> [RECORDS FOR THE TASK]
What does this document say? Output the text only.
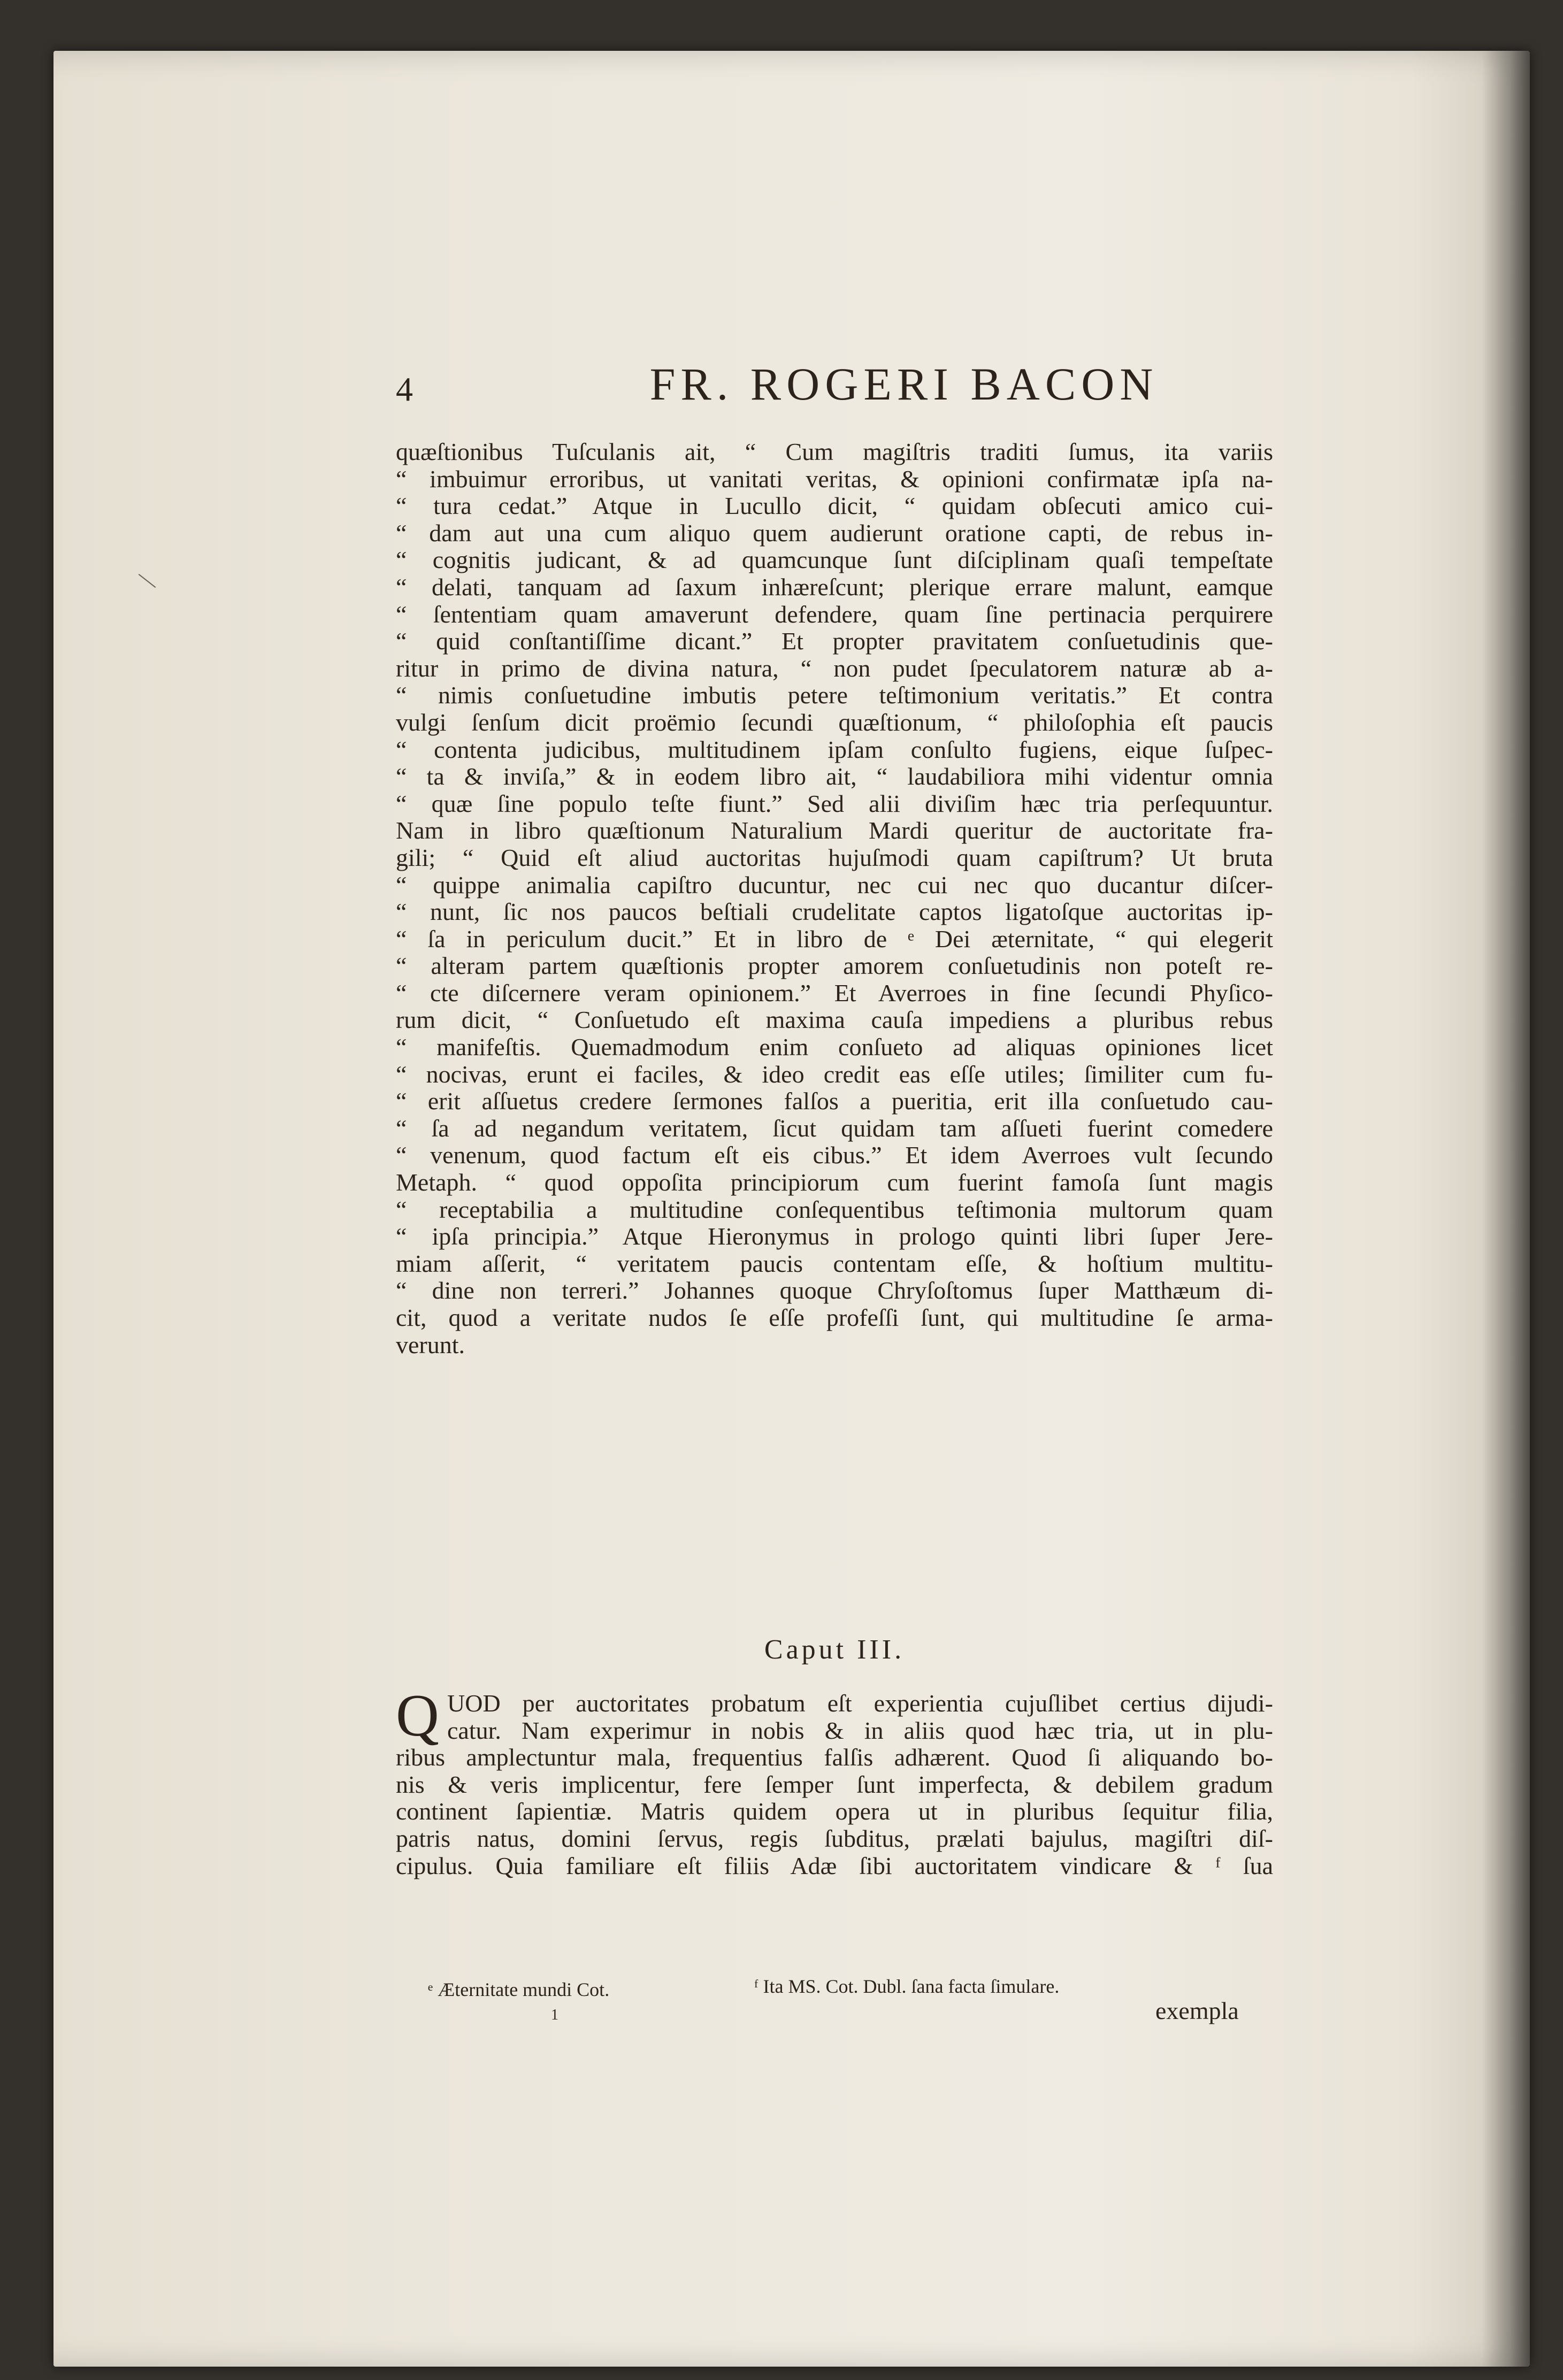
4	FR. ROGERI BACON
quæſtionibus Tuſculanis ait, “ Cum magiſtris traditi ſumus, ita variis
“ imbuimur erroribus, ut vanitati veritas, & opinioni confirmatæ ipſa na-
“ tura cedat.” Atque in Lucullo dicit, “ quidam obſecuti amico cui-
“ dam aut una cum aliquo quem audierunt oratione capti, de rebus in-
“ cognitis judicant, & ad quamcunque ſunt diſciplinam quaſi tempeſtate
“ delati, tanquam ad ſaxum inhæreſcunt; plerique errare malunt, eamque
“ ſententiam quam amaverunt defendere, quam ſine pertinacia perquirere
“ quid conſtantiſſime dicant.” Et propter pravitatem conſuetudinis que-
ritur in primo de divina natura, “ non pudet ſpeculatorem naturæ ab a-
“ nimis conſuetudine imbutis petere teſtimonium veritatis.” Et contra
vulgi ſenſum dicit proëmio ſecundi quæſtionum, “ philoſophia eſt paucis
“ contenta judicibus, multitudinem ipſam conſulto fugiens, eique ſuſpec-
“ ta & inviſa,” & in eodem libro ait, “ laudabiliora mihi videntur omnia
“ quæ ſine populo teſte fiunt.” Sed alii diviſim hæc tria perſequuntur.
Nam in libro quæſtionum Naturalium Mardi queritur de auctoritate fra-
gili; “ Quid eſt aliud auctoritas hujuſmodi quam capiſtrum? Ut bruta
“ quippe animalia capiſtro ducuntur, nec cui nec quo ducantur diſcer-
“ nunt, ſic nos paucos beſtiali crudelitate captos ligatoſque auctoritas ip-
“ ſa in periculum ducit.” Et in libro de ᵉ Dei æternitate, “ qui elegerit
“ alteram partem quæſtionis propter amorem conſuetudinis non poteſt re-
“ cte diſcernere veram opinionem.” Et Averroes in fine ſecundi Phyſico-
rum dicit, “ Conſuetudo eſt maxima cauſa impediens a pluribus rebus
“ manifeſtis. Quemadmodum enim conſueto ad aliquas opiniones licet
“ nocivas, erunt ei faciles, & ideo credit eas eſſe utiles; ſimiliter cum fu-
“ erit aſſuetus credere ſermones falſos a pueritia, erit illa conſuetudo cau-
“ ſa ad negandum veritatem, ſicut quidam tam aſſueti fuerint comedere
“ venenum, quod factum eſt eis cibus.” Et idem Averroes vult ſecundo
Metaph. “ quod oppoſita principiorum cum fuerint famoſa ſunt magis
“ receptabilia a multitudine conſequentibus teſtimonia multorum quam
“ ipſa principia.” Atque Hieronymus in prologo quinti libri ſuper Jere-
miam aſſerit, “ veritatem paucis contentam eſſe, & hoſtium multitu-
“ dine non terreri.” Johannes quoque Chryſoſtomus ſuper Matthæum di-
cit, quod a veritate nudos ſe eſſe profeſſi ſunt, qui multitudine ſe arma-
verunt.
Caput III.
Q UOD per auctoritates probatum eſt experientia cujuſlibet certius dijudi-
catur. Nam experimur in nobis & in aliis quod hæc tria, ut in plu-
ribus amplectuntur mala, frequentius falſis adhærent. Quod ſi aliquando bo-
nis & veris implicentur, fere ſemper ſunt imperfecta, & debilem gradum
continent ſapientiæ. Matris quidem opera ut in pluribus ſequitur filia,
patris natus, domini ſervus, regis ſubditus, prælati bajulus, magiſtri diſ-
cipulus. Quia familiare eſt filiis Adæ ſibi auctoritatem vindicare & ᶠ ſua
ᵉ Æternitate mundi Cot.	ᶠ Ita MS. Cot. Dubl. ſana facta ſimulare.
1	exempla
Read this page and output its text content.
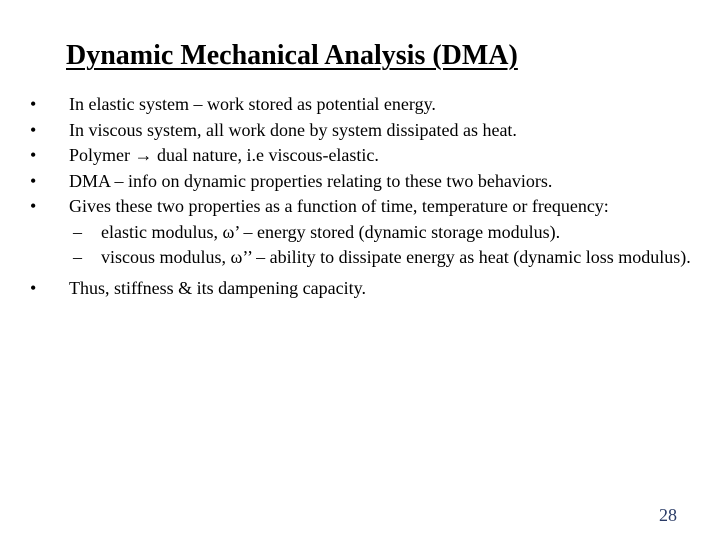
Dynamic Mechanical Analysis (DMA)
•	In elastic system – work stored as potential energy.
•	In viscous system, all work done by system dissipated as heat.
•	Polymer → dual nature, i.e viscous-elastic.
•	DMA – info on dynamic properties relating to these two behaviors.
•	Gives these two properties as a function of time, temperature or frequency:
– elastic modulus, ω’ – energy stored (dynamic storage modulus).
– viscous modulus, ω’’ – ability to dissipate energy as heat (dynamic loss modulus).
•	Thus, stiffness & its dampening capacity.
28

> [PROBLEM TO SOLVE] Search the records above for the string "auctoritas". Copy every line that contains it.

> [OUTPUT OF THE EXERCISE]
gili; “ Quid eſt aliud auctoritas hujuſmodi quam capiſtrum? Ut bruta
“ nunt, ſic nos paucos beſtiali crudelitate captos ligatoſque auctoritas ip-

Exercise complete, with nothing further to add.